# [Stated task]
Spot each line in the records below where the word "update" occurs, then copy it.

# [Records]
============
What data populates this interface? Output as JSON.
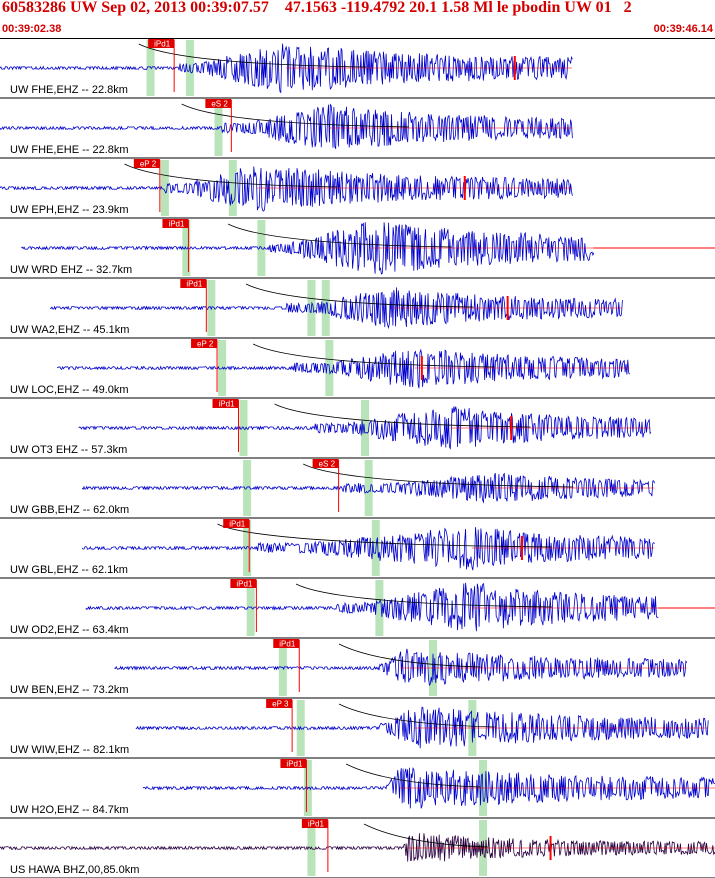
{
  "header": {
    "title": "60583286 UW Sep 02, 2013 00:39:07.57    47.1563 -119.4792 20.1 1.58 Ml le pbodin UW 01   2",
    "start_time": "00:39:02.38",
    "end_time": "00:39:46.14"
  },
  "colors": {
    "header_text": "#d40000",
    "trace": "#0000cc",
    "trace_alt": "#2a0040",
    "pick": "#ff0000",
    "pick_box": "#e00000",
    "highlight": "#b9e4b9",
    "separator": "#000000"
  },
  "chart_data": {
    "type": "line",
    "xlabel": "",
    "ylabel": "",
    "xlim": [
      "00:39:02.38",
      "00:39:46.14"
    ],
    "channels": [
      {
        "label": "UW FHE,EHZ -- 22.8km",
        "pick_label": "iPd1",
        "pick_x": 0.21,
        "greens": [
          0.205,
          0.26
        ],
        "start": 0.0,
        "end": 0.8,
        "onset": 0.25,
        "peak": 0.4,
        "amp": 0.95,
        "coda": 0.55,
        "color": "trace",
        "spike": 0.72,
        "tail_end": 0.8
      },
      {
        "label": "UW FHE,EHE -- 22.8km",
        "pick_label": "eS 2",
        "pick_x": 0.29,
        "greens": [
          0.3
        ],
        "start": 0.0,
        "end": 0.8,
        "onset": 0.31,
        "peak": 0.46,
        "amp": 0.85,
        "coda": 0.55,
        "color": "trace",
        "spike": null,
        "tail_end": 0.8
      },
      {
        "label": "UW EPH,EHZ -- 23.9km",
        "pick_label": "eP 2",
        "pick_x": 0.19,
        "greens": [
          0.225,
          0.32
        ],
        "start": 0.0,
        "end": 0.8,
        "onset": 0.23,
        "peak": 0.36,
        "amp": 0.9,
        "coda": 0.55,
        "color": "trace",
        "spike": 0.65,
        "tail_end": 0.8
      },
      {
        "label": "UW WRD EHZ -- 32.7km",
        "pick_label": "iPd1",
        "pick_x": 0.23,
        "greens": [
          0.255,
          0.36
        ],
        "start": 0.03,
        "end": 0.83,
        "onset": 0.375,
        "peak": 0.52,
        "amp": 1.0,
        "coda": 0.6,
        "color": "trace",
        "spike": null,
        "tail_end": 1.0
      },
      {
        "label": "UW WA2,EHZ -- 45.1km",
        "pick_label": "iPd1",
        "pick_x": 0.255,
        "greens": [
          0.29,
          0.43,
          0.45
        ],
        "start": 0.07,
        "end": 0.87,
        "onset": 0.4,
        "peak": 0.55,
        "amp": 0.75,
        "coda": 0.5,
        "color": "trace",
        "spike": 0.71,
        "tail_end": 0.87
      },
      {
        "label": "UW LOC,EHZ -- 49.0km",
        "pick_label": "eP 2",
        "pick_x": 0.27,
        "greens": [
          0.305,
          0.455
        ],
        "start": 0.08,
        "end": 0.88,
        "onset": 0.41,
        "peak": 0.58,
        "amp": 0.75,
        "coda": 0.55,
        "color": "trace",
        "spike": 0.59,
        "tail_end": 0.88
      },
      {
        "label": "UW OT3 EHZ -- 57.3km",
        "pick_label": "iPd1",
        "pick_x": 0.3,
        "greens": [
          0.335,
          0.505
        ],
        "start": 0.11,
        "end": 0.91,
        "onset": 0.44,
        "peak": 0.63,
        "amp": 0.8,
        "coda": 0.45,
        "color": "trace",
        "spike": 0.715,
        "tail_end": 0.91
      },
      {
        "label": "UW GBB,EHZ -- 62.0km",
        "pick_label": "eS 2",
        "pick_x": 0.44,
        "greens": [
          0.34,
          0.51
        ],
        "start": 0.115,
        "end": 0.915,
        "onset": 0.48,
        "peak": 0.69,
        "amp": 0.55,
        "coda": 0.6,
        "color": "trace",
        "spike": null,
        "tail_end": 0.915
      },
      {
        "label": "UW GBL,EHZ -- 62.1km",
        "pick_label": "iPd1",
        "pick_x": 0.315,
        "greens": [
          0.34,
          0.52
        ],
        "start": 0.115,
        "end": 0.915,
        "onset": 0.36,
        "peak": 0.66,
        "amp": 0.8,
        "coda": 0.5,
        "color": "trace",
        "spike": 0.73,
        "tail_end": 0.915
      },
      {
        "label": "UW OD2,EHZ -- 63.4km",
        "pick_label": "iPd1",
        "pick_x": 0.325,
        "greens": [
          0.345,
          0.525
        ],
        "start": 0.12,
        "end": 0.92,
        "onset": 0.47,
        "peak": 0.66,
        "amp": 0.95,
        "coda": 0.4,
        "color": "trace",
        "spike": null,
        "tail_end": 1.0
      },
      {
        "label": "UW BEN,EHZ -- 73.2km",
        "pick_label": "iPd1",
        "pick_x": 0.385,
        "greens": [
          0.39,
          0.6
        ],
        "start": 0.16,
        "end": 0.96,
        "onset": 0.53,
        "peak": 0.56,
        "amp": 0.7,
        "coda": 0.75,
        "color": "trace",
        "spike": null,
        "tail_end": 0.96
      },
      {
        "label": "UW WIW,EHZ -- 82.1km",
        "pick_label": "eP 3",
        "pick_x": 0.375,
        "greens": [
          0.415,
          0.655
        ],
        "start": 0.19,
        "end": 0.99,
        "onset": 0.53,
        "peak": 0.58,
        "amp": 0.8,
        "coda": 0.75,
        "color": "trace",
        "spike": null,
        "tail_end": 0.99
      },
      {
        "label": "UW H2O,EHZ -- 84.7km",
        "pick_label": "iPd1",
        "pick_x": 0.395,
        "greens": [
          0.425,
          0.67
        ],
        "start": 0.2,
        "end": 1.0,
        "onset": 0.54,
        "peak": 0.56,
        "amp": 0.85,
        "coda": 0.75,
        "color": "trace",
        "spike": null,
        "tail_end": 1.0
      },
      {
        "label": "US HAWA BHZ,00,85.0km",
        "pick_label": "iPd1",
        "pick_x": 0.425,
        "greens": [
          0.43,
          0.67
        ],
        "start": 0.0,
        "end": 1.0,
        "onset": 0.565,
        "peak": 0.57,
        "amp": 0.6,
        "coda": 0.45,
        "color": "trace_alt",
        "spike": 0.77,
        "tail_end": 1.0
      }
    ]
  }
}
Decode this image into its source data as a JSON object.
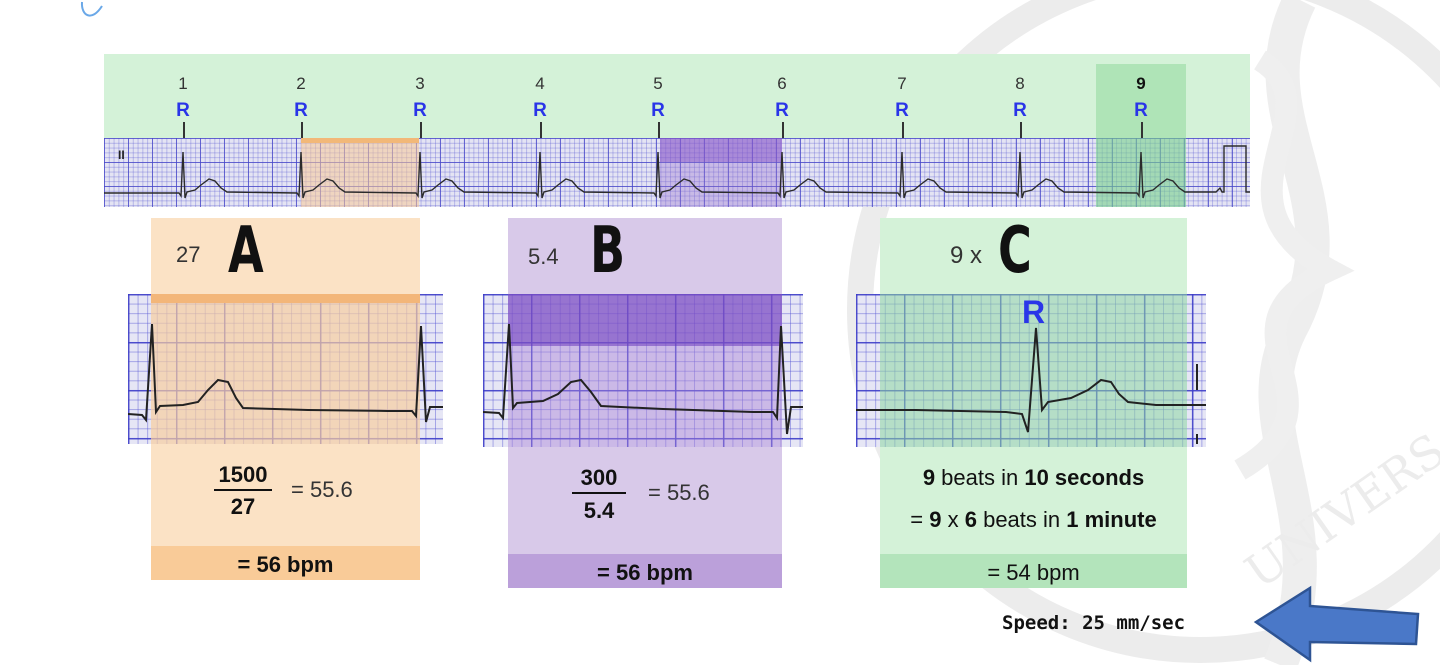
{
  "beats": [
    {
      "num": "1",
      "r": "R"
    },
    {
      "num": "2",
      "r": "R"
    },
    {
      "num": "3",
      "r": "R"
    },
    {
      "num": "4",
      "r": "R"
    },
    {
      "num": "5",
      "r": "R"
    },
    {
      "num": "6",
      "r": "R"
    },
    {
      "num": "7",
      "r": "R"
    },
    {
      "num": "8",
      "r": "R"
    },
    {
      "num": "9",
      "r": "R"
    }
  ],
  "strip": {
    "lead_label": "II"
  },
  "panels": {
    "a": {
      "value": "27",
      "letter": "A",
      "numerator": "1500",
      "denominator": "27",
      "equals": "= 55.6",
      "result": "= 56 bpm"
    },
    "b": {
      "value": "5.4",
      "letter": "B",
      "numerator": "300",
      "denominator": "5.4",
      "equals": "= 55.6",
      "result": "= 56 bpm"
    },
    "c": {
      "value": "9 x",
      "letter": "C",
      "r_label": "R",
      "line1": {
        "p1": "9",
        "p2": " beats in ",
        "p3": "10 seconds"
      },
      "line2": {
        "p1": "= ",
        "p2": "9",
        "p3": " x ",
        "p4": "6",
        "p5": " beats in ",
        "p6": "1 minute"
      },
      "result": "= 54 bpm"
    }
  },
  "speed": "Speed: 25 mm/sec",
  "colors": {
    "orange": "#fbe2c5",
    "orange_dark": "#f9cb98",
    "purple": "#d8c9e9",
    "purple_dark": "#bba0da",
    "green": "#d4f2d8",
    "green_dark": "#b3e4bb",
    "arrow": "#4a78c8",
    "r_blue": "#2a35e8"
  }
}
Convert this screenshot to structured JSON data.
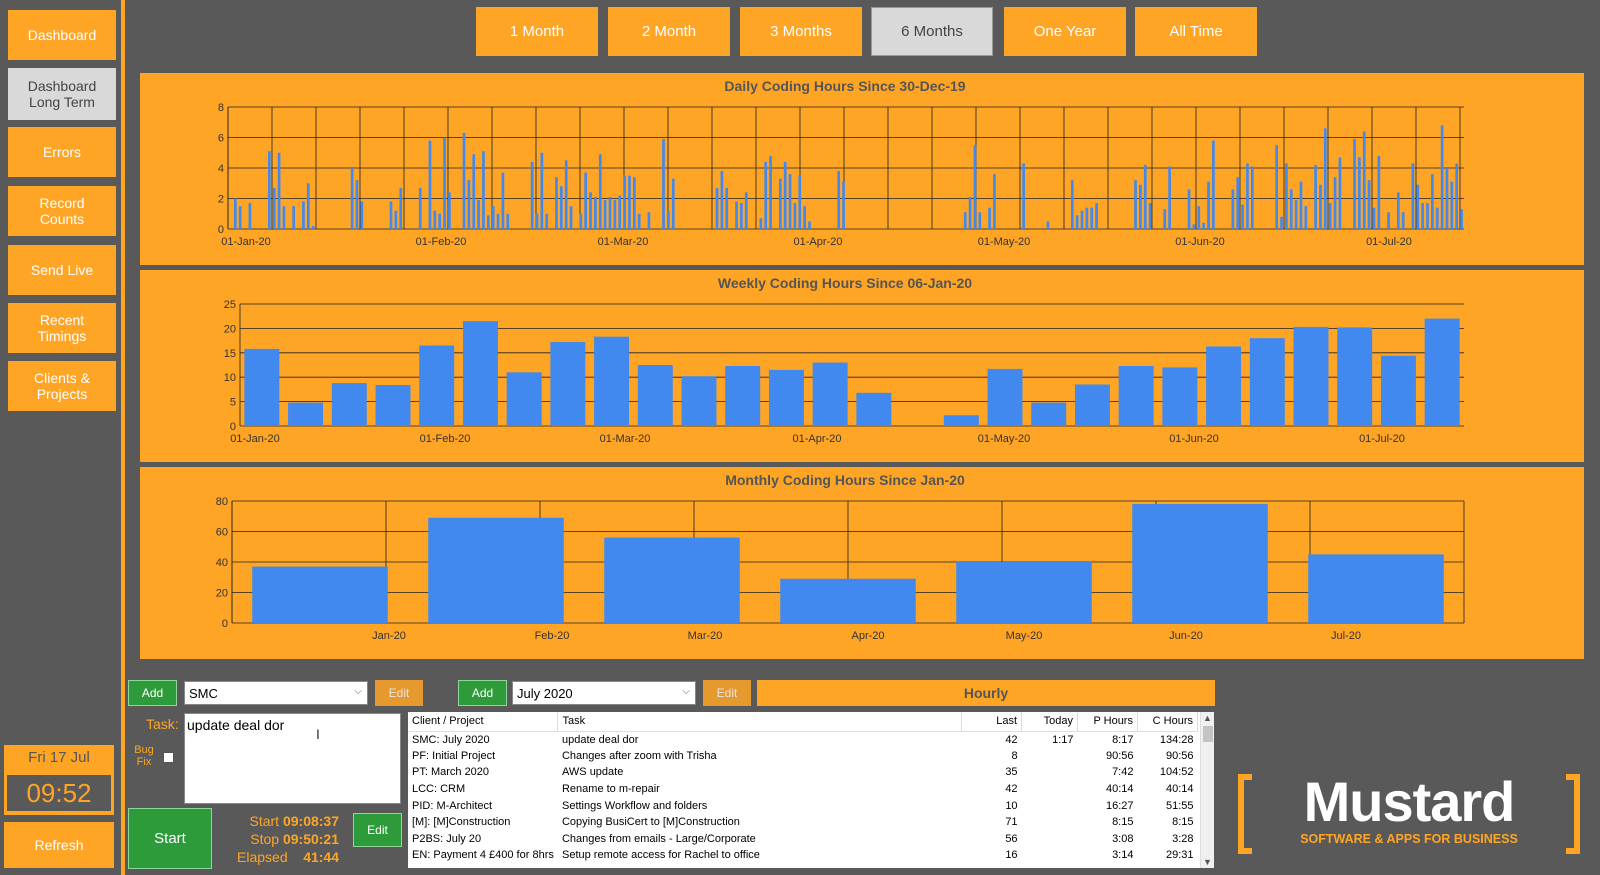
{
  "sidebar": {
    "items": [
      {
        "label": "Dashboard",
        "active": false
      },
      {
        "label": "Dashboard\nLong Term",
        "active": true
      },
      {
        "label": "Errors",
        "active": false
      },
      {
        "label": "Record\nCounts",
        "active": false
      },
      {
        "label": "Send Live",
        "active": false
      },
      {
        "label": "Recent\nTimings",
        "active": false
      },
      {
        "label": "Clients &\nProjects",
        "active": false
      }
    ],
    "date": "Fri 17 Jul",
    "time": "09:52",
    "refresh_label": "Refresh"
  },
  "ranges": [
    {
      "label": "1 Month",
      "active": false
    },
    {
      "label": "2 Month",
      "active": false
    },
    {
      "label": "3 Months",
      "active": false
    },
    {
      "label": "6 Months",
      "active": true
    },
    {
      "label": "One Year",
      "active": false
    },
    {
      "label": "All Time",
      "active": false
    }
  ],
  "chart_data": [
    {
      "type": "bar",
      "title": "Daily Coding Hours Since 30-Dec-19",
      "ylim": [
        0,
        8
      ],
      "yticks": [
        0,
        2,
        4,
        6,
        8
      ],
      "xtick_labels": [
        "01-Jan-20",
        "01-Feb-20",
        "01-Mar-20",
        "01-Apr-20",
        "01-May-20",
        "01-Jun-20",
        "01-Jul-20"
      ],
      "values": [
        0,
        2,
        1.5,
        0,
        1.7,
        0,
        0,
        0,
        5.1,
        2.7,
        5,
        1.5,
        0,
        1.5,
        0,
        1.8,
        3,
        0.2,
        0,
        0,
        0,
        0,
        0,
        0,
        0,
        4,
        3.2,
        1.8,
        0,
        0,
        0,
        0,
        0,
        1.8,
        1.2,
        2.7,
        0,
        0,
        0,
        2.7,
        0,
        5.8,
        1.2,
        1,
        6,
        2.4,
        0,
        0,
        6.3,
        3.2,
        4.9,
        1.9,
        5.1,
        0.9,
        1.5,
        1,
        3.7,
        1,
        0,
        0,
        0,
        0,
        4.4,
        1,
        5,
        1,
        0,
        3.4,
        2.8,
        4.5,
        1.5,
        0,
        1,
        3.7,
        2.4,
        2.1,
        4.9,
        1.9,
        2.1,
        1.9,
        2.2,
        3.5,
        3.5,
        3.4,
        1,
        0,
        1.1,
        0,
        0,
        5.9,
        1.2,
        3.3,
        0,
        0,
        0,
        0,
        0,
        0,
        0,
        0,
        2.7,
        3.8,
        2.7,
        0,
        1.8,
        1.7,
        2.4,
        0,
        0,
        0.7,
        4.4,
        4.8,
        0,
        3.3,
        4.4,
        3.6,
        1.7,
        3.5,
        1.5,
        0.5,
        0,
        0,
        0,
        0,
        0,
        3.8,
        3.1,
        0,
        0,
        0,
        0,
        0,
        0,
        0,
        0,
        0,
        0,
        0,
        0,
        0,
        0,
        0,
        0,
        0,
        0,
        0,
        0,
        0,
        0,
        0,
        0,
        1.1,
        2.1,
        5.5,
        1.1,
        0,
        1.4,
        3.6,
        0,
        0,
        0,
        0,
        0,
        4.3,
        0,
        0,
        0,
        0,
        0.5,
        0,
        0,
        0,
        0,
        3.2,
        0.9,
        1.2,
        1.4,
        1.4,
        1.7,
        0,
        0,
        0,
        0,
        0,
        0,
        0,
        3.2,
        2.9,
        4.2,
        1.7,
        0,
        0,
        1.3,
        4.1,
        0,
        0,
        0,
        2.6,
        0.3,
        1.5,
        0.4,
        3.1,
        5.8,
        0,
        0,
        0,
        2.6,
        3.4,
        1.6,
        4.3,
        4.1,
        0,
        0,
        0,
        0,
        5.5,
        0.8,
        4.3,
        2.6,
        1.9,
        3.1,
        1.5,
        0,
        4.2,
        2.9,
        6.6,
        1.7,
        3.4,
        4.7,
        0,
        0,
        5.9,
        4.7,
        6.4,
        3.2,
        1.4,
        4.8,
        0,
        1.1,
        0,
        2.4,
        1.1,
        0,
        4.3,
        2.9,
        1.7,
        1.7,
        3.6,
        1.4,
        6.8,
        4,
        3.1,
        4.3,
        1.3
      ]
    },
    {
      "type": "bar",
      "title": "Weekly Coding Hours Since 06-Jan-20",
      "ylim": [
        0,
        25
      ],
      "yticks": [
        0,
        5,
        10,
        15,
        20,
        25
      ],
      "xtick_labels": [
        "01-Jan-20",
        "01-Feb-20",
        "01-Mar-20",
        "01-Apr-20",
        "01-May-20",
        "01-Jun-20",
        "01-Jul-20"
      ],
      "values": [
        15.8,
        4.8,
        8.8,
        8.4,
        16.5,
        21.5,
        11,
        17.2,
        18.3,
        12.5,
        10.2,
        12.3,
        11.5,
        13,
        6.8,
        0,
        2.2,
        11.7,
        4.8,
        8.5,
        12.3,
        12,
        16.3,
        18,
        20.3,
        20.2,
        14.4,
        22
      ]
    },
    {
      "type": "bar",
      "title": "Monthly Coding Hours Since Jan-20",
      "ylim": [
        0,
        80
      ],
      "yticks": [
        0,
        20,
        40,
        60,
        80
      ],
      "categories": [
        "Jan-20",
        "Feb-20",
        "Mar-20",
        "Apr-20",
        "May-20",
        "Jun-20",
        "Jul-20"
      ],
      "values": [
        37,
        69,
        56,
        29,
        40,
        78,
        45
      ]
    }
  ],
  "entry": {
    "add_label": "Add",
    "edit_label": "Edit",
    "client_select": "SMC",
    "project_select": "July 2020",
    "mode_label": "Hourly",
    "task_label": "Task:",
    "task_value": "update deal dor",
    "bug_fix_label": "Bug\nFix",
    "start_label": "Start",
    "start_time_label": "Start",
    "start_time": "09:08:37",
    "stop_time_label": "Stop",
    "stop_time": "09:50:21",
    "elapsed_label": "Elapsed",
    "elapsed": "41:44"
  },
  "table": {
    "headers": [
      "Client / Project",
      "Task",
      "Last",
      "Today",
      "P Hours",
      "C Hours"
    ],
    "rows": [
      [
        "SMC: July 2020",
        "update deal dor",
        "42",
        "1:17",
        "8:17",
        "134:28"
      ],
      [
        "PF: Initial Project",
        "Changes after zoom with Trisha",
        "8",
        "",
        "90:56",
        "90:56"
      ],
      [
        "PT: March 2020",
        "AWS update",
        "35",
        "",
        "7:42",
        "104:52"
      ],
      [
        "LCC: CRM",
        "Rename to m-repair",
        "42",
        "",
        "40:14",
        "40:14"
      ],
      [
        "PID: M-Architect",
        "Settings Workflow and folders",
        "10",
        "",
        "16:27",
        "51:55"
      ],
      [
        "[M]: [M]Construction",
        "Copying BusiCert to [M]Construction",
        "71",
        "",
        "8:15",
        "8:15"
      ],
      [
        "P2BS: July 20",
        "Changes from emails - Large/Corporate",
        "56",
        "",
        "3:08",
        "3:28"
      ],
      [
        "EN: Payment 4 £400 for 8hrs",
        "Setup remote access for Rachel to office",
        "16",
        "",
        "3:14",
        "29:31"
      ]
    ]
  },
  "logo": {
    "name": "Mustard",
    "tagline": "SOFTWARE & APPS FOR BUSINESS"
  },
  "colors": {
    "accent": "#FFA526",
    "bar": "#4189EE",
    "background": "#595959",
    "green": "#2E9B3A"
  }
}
============
# [Solution for this task]
    "task_value": "update deal dor",
        "update deal dor",
        "AWS update",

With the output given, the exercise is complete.